***** DATA SHOWN
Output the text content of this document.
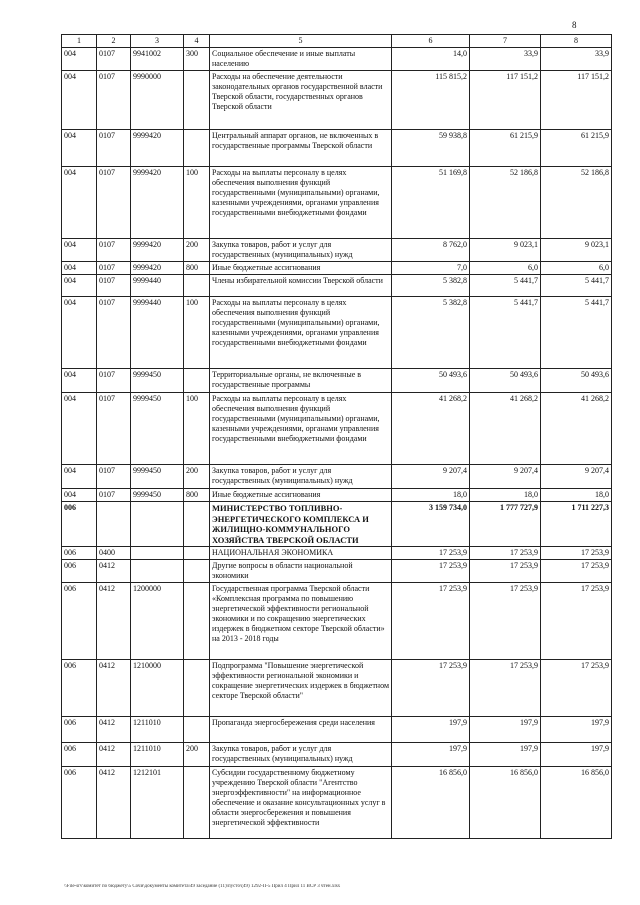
8
1	2	3	4	5	6	7	8
004	0107	9941002	300	Социальное обеспечение и иные выплаты населению	14,0	33,9	33,9
004	0107	9990000		Расходы на обеспечение деятельности законодательных органов государственной власти Тверской области, государственных органов Тверской области	115 815,2	117 151,2	117 151,2
004	0107	9999420		Центральный аппарат органов, не включенных в государственные программы Тверской области	59 938,8	61 215,9	61 215,9
004	0107	9999420	100	Расходы на выплаты персоналу в целях обеспечения выполнения функций государственными (муниципальными) органами, казенными учреждениями, органами управления государственными внебюджетными фондами	51 169,8	52 186,8	52 186,8
004	0107	9999420	200	Закупка товаров, работ и услуг для государственных (муниципальных) нужд	8 762,0	9 023,1	9 023,1
004	0107	9999420	800	Иные бюджетные ассигнования	7,0	6,0	6,0
004	0107	9999440		Члены избирательной комиссии Тверской области	5 382,8	5 441,7	5 441,7
004	0107	9999440	100	Расходы на выплаты персоналу в целях обеспечения выполнения функций государственными (муниципальными) органами, казенными учреждениями, органами управления государственными внебюджетными фондами	5 382,8	5 441,7	5 441,7
004	0107	9999450		Территориальные органы, не включенные в государственные программы	50 493,6	50 493,6	50 493,6
004	0107	9999450	100	Расходы на выплаты персоналу в целях обеспечения выполнения функций государственными (муниципальными) органами, казенными учреждениями, органами управления государственными внебюджетными фондами	41 268,2	41 268,2	41 268,2
004	0107	9999450	200	Закупка товаров, работ и услуг для государственных (муниципальных) нужд	9 207,4	9 207,4	9 207,4
004	0107	9999450	800	Иные бюджетные ассигнования	18,0	18,0	18,0
006				МИНИСТЕРСТВО ТОПЛИВНО-ЭНЕРГЕТИЧЕСКОГО КОМПЛЕКСА И ЖИЛИЩНО-КОММУНАЛЬНОГО ХОЗЯЙСТВА ТВЕРСКОЙ ОБЛАСТИ	3 159 734,0	1 777 727,9	1 711 227,3
006	0400			НАЦИОНАЛЬНАЯ ЭКОНОМИКА	17 253,9	17 253,9	17 253,9
006	0412			Другие вопросы в области национальной экономики	17 253,9	17 253,9	17 253,9
006	0412	1200000		Государственная программа Тверской области «Комплексная программа по повышению энергетической эффективности региональной экономики и по сокращению энергетических издержек в бюджетном секторе Тверской области» на 2013 - 2018 годы	17 253,9	17 253,9	17 253,9
006	0412	1210000		Подпрограмма "Повышение энергетической эффективности региональной экономики и сокращение энергетических издержек в бюджетном секторе Тверской области"	17 253,9	17 253,9	17 253,9
006	0412	1211010		Пропаганда энергосбережения среди населения	197,9	197,9	197,9
006	0412	1211010	200	Закупка товаров, работ и услуг для государственных (муниципальных) нужд	197,9	197,9	197,9
006	0412	1212101		Субсидии государственному бюджетному учреждению Тверской области "Агентство энергоэффективности" на информационное обеспечение и оказание консультационных услуг в области энергосбережения и повышения энергетической эффективности	16 856,0	16 856,0	16 856,0
\\File-srv\комитет по бюджету\5 Сочи\документы комитета\49 заседание (11)\пусто\(49) 1292-П-5 Прил 4 Прил 11 ВСР 3 чтен.xlsx
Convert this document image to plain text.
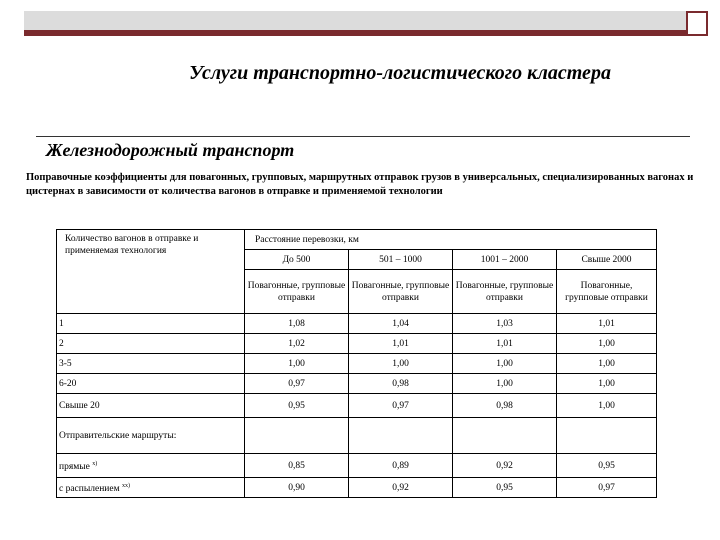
Услуги транспортно-логистического кластера
Железнодорожный транспорт
Поправочные коэффициенты для повагонных, групповых, маршрутных отправок грузов в универсальных, специализированных вагонах и цистернах в зависимости от количества вагонов в отправке и применяемой технологии
Количество вагонов в отправке и применяемая технология	Расстояние перевозки, км			
	До 500	501 – 1000	1001 – 2000	Свыше 2000
	Повагонные, групповые отправки	Повагонные, групповые отправки	Повагонные, групповые отправки	Повагонные, групповые отправки
1	1,08	1,04	1,03	1,01
2	1,02	1,01	1,01	1,00
3-5	1,00	1,00	1,00	1,00
6-20	0,97	0,98	1,00	1,00
Свыше 20	0,95	0,97	0,98	1,00
Отправительские маршруты:				
прямые $^{x)}$	0,85	0,89	0,92	0,95
с распылением $^{xx)}$	0,90	0,92	0,95	0,97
**********
Copy the listing over exactly, skipping the pictures it holds.

## COMPLETE RESPONSE
Output the text content of this document.
8
1	2	3	4	5	6	7	8
004	0107	9941002	300	Социальное обеспечение и иные выплаты населению	14,0	33,9	33,9
004	0107	9990000		Расходы на обеспечение деятельности законодательных органов государственной власти Тверской области, государственных органов Тверской области	115 815,2	117 151,2	117 151,2
004	0107	9999420		Центральный аппарат органов, не включенных в государственные программы Тверской области	59 938,8	61 215,9	61 215,9
004	0107	9999420	100	Расходы на выплаты персоналу в целях обеспечения выполнения функций государственными (муниципальными) органами, казенными учреждениями, органами управления государственными внебюджетными фондами	51 169,8	52 186,8	52 186,8
004	0107	9999420	200	Закупка товаров, работ и услуг для государственных (муниципальных) нужд	8 762,0	9 023,1	9 023,1
004	0107	9999420	800	Иные бюджетные ассигнования	7,0	6,0	6,0
004	0107	9999440		Члены избирательной комиссии Тверской области	5 382,8	5 441,7	5 441,7
004	0107	9999440	100	Расходы на выплаты персоналу в целях обеспечения выполнения функций государственными (муниципальными) органами, казенными учреждениями, органами управления государственными внебюджетными фондами	5 382,8	5 441,7	5 441,7
004	0107	9999450		Территориальные органы, не включенные в государственные программы	50 493,6	50 493,6	50 493,6
004	0107	9999450	100	Расходы на выплаты персоналу в целях обеспечения выполнения функций государственными (муниципальными) органами, казенными учреждениями, органами управления государственными внебюджетными фондами	41 268,2	41 268,2	41 268,2
004	0107	9999450	200	Закупка товаров, работ и услуг для государственных (муниципальных) нужд	9 207,4	9 207,4	9 207,4
004	0107	9999450	800	Иные бюджетные ассигнования	18,0	18,0	18,0
006				МИНИСТЕРСТВО ТОПЛИВНО-ЭНЕРГЕТИЧЕСКОГО КОМПЛЕКСА И ЖИЛИЩНО-КОММУНАЛЬНОГО ХОЗЯЙСТВА ТВЕРСКОЙ ОБЛАСТИ	3 159 734,0	1 777 727,9	1 711 227,3
006	0400			НАЦИОНАЛЬНАЯ ЭКОНОМИКА	17 253,9	17 253,9	17 253,9
006	0412			Другие вопросы в области национальной экономики	17 253,9	17 253,9	17 253,9
006	0412	1200000		Государственная программа Тверской области «Комплексная программа по повышению энергетической эффективности региональной экономики и по сокращению энергетических издержек в бюджетном секторе Тверской области» на 2013 - 2018 годы	17 253,9	17 253,9	17 253,9
006	0412	1210000		Подпрограмма "Повышение энергетической эффективности региональной экономики и сокращение энергетических издержек в бюджетном секторе Тверской области"	17 253,9	17 253,9	17 253,9
006	0412	1211010		Пропаганда энергосбережения среди населения	197,9	197,9	197,9
006	0412	1211010	200	Закупка товаров, работ и услуг для государственных (муниципальных) нужд	197,9	197,9	197,9
006	0412	1212101		Субсидии государственному бюджетному учреждению Тверской области "Агентство энергоэффективности" на информационное обеспечение и оказание консультационных услуг в области энергосбережения и повышения энергетической эффективности	16 856,0	16 856,0	16 856,0
\\File-srv\комитет по бюджету\5 Сочи\документы комитета\49 заседание (11)\пусто\(49) 1292-П-5 Прил 4 Прил 11 ВСР 3 чтен.xlsx
Convert this document image to plain text.
Услуги транспортно-логистического кластера
Железнодорожный транспорт
Поправочные коэффициенты для повагонных, групповых, маршрутных отправок грузов в универсальных, специализированных вагонах и цистернах в зависимости от количества вагонов в отправке и применяемой технологии
Количество вагонов в отправке и применяемая технология	Расстояние перевозки, км			
	До 500	501 – 1000	1001 – 2000	Свыше 2000
	Повагонные, групповые отправки	Повагонные, групповые отправки	Повагонные, групповые отправки	Повагонные, групповые отправки
1	1,08	1,04	1,03	1,01
2	1,02	1,01	1,01	1,00
3-5	1,00	1,00	1,00	1,00
6-20	0,97	0,98	1,00	1,00
Свыше 20	0,95	0,97	0,98	1,00
Отправительские маршруты:				
прямые $^{x)}$	0,85	0,89	0,92	0,95
с распылением $^{xx)}$	0,90	0,92	0,95	0,97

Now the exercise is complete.